• Problem: Pick out every line holding the string "Shopping" and copy it.

• Given data:
##############################

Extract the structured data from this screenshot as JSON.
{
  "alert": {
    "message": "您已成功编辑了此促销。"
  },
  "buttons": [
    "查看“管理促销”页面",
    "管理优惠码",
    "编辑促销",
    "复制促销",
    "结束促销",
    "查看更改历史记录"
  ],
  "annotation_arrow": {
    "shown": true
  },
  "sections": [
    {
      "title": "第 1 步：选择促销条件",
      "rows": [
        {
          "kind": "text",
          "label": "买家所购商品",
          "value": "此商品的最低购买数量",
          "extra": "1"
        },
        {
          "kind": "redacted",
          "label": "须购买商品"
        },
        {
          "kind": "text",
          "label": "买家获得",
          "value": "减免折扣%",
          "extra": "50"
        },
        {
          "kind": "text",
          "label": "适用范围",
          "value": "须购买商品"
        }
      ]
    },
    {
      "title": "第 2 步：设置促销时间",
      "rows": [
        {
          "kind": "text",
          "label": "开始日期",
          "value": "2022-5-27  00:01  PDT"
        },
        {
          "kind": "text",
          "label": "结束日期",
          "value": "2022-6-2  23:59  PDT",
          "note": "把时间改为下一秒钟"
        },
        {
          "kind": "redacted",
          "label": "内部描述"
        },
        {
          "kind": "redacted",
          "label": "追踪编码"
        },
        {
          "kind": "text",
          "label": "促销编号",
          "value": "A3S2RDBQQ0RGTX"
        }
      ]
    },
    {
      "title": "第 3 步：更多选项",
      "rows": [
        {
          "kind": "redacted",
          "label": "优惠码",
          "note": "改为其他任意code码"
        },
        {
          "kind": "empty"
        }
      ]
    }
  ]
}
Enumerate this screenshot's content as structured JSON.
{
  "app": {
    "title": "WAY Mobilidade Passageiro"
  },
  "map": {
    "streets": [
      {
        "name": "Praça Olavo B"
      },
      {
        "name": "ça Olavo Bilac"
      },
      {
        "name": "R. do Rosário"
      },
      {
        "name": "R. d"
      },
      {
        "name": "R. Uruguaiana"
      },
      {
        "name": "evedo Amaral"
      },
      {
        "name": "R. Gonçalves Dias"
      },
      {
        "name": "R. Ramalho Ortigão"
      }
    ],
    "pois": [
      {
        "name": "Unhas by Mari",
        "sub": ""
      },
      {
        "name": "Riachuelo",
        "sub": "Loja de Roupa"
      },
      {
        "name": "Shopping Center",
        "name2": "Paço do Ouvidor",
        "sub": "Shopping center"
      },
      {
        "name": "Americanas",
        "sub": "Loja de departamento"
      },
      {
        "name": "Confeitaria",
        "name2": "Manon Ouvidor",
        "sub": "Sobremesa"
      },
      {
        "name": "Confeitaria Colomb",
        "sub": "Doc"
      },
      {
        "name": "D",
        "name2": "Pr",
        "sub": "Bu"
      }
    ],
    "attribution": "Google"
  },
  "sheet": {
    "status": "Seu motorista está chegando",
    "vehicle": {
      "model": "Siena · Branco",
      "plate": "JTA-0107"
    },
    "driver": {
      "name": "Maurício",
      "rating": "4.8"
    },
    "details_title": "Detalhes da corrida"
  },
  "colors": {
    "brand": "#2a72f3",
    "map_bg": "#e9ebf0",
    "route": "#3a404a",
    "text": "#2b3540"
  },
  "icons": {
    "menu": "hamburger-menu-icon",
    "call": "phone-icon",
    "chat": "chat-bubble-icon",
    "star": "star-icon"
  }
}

##############################

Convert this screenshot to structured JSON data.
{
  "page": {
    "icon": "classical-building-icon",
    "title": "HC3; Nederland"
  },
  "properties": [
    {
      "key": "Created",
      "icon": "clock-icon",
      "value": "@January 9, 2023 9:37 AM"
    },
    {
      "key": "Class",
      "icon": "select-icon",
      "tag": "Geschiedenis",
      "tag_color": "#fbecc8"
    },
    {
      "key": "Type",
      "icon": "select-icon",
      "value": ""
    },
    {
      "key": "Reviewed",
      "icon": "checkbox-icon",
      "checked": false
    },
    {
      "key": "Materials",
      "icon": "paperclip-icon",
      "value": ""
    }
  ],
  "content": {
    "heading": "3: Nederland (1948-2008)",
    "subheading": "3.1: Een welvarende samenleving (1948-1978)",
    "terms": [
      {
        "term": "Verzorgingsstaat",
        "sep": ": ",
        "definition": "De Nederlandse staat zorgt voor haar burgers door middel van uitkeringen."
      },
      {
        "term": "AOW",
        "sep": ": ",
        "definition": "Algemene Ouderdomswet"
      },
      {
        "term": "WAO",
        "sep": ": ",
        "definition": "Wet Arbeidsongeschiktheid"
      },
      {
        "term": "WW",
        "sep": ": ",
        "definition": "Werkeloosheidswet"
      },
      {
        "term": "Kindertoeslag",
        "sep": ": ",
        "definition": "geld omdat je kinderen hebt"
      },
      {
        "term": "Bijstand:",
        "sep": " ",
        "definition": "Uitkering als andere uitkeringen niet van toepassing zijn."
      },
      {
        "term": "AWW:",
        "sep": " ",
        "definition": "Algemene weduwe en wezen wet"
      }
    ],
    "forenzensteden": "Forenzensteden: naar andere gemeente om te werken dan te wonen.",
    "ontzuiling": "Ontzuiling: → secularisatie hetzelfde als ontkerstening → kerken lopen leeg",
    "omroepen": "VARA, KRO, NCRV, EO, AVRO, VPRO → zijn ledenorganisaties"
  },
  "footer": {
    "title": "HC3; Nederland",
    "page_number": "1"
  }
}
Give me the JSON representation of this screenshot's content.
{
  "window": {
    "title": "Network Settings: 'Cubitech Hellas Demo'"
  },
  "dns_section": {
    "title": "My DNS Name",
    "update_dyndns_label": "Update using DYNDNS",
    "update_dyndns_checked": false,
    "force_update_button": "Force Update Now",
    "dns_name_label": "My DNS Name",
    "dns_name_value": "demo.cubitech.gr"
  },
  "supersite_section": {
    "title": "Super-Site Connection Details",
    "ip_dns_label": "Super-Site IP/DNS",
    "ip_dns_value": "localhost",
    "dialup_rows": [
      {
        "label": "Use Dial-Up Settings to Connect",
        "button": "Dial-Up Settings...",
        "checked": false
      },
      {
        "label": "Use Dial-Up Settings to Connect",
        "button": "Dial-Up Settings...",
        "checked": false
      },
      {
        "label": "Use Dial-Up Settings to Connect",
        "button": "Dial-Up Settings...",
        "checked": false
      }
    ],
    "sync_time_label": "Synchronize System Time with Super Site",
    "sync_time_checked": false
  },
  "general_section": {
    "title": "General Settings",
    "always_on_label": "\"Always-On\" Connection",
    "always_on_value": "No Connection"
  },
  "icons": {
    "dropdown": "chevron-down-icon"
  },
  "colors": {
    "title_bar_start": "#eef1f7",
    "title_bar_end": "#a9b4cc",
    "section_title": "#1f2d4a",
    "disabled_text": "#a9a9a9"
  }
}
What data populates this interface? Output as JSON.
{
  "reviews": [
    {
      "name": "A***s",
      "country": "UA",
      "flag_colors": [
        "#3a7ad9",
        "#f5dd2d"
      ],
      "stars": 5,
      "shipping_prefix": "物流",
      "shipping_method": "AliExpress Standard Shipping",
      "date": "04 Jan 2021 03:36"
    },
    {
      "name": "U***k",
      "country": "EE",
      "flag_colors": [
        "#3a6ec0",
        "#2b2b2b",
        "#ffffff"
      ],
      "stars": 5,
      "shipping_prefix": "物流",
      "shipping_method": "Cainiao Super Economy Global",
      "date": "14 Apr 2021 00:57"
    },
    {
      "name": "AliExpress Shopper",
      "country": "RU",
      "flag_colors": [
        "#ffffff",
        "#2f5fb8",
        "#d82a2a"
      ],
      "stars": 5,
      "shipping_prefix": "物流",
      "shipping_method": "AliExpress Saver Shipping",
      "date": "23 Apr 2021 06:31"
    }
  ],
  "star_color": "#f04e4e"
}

##############################

• Solution for this exercise:
        "name": "Shopping Center",
        "sub": "Shopping center"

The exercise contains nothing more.